Records from a dataset:
■ ■ ■ ■

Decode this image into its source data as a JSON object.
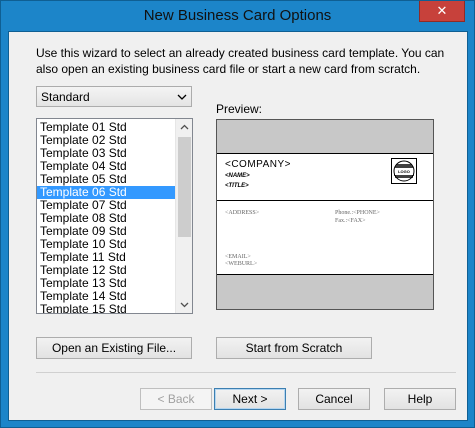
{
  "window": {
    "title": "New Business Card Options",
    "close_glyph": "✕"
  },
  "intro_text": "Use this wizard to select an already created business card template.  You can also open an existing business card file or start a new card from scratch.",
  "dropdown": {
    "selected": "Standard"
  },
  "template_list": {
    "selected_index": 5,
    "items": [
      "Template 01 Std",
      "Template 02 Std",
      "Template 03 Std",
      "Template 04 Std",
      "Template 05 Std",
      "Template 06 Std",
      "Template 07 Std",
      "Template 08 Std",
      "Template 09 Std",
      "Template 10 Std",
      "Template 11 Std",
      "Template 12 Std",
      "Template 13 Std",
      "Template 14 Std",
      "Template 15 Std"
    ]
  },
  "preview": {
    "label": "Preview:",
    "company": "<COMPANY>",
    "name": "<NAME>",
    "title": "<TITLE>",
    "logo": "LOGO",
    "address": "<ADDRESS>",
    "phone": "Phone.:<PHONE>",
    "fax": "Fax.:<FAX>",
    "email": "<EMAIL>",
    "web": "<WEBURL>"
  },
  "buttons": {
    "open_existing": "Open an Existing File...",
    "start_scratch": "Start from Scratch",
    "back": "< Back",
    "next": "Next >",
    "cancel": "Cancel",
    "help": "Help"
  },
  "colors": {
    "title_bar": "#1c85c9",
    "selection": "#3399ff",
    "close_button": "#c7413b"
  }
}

■ ■ ■ ■

**What to do**
Say how many lines above contain the string "this". Answer with the number only.

**Solution below**
2